--- Exercise prompt ---
Reproduce the entire listing word for word.

Collection entries
※ ※ ※
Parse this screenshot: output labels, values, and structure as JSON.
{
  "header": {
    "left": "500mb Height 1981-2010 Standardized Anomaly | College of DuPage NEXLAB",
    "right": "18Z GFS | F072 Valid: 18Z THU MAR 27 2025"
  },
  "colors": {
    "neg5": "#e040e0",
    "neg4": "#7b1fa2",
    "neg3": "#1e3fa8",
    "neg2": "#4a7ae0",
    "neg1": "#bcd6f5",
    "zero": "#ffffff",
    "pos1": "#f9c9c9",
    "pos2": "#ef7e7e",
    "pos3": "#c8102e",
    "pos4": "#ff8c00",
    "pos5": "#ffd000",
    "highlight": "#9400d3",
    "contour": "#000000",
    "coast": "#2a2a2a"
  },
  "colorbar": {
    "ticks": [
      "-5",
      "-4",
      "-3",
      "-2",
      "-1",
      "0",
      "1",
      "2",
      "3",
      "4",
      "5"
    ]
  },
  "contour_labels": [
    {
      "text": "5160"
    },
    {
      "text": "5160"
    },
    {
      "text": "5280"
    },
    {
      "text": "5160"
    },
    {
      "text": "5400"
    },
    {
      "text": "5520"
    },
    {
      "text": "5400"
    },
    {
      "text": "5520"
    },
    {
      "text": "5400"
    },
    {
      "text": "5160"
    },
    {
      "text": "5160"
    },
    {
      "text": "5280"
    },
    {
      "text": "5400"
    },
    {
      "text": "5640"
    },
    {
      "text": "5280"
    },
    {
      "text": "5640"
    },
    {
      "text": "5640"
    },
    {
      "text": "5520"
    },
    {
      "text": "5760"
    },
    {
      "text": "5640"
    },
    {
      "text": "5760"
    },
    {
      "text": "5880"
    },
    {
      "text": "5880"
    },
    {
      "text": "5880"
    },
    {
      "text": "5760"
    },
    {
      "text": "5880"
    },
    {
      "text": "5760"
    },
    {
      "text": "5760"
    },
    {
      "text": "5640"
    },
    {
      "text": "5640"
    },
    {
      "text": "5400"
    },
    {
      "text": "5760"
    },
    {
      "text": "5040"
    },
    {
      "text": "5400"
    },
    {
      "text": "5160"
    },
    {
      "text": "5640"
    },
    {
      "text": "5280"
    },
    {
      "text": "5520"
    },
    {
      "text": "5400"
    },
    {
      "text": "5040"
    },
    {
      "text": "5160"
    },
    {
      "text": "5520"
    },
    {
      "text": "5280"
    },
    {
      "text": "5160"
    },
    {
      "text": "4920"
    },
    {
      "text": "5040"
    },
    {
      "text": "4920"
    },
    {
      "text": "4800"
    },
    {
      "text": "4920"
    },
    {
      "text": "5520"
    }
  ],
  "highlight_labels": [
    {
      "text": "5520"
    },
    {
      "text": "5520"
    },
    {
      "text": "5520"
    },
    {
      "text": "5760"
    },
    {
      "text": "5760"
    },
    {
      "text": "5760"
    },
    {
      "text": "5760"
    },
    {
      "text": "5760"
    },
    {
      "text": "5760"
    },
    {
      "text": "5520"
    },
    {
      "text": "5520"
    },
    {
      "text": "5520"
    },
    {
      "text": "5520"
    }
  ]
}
※ ※ ※
--- Full response ---
Parse this screenshot: output labels, values, and structure as JSON.
{
  "header": {
    "left": "500mb Height 1981-2010 Standardized Anomaly | College of DuPage NEXLAB",
    "right": "18Z GFS | F072 Valid: 18Z THU MAR 27 2025"
  },
  "colors": {
    "neg5": "#e040e0",
    "neg4": "#7b1fa2",
    "neg3": "#1e3fa8",
    "neg2": "#4a7ae0",
    "neg1": "#bcd6f5",
    "zero": "#ffffff",
    "pos1": "#f9c9c9",
    "pos2": "#ef7e7e",
    "pos3": "#c8102e",
    "pos4": "#ff8c00",
    "pos5": "#ffd000",
    "highlight": "#9400d3",
    "contour": "#000000",
    "coast": "#2a2a2a"
  },
  "colorbar": {
    "ticks": [
      "-5",
      "-4",
      "-3",
      "-2",
      "-1",
      "0",
      "1",
      "2",
      "3",
      "4",
      "5"
    ]
  },
  "contour_labels": [
    {
      "text": "5160"
    },
    {
      "text": "5160"
    },
    {
      "text": "5280"
    },
    {
      "text": "5160"
    },
    {
      "text": "5400"
    },
    {
      "text": "5520"
    },
    {
      "text": "5400"
    },
    {
      "text": "5520"
    },
    {
      "text": "5400"
    },
    {
      "text": "5160"
    },
    {
      "text": "5160"
    },
    {
      "text": "5280"
    },
    {
      "text": "5400"
    },
    {
      "text": "5640"
    },
    {
      "text": "5280"
    },
    {
      "text": "5640"
    },
    {
      "text": "5640"
    },
    {
      "text": "5520"
    },
    {
      "text": "5760"
    },
    {
      "text": "5640"
    },
    {
      "text": "5760"
    },
    {
      "text": "5880"
    },
    {
      "text": "5880"
    },
    {
      "text": "5880"
    },
    {
      "text": "5760"
    },
    {
      "text": "5880"
    },
    {
      "text": "5760"
    },
    {
      "text": "5760"
    },
    {
      "text": "5640"
    },
    {
      "text": "5640"
    },
    {
      "text": "5400"
    },
    {
      "text": "5760"
    },
    {
      "text": "5040"
    },
    {
      "text": "5400"
    },
    {
      "text": "5160"
    },
    {
      "text": "5640"
    },
    {
      "text": "5280"
    },
    {
      "text": "5520"
    },
    {
      "text": "5400"
    },
    {
      "text": "5040"
    },
    {
      "text": "5160"
    },
    {
      "text": "5520"
    },
    {
      "text": "5280"
    },
    {
      "text": "5160"
    },
    {
      "text": "4920"
    },
    {
      "text": "5040"
    },
    {
      "text": "4920"
    },
    {
      "text": "4800"
    },
    {
      "text": "4920"
    },
    {
      "text": "5520"
    }
  ],
  "highlight_labels": [
    {
      "text": "5520"
    },
    {
      "text": "5520"
    },
    {
      "text": "5520"
    },
    {
      "text": "5760"
    },
    {
      "text": "5760"
    },
    {
      "text": "5760"
    },
    {
      "text": "5760"
    },
    {
      "text": "5760"
    },
    {
      "text": "5760"
    },
    {
      "text": "5520"
    },
    {
      "text": "5520"
    },
    {
      "text": "5520"
    },
    {
      "text": "5520"
    }
  ]
}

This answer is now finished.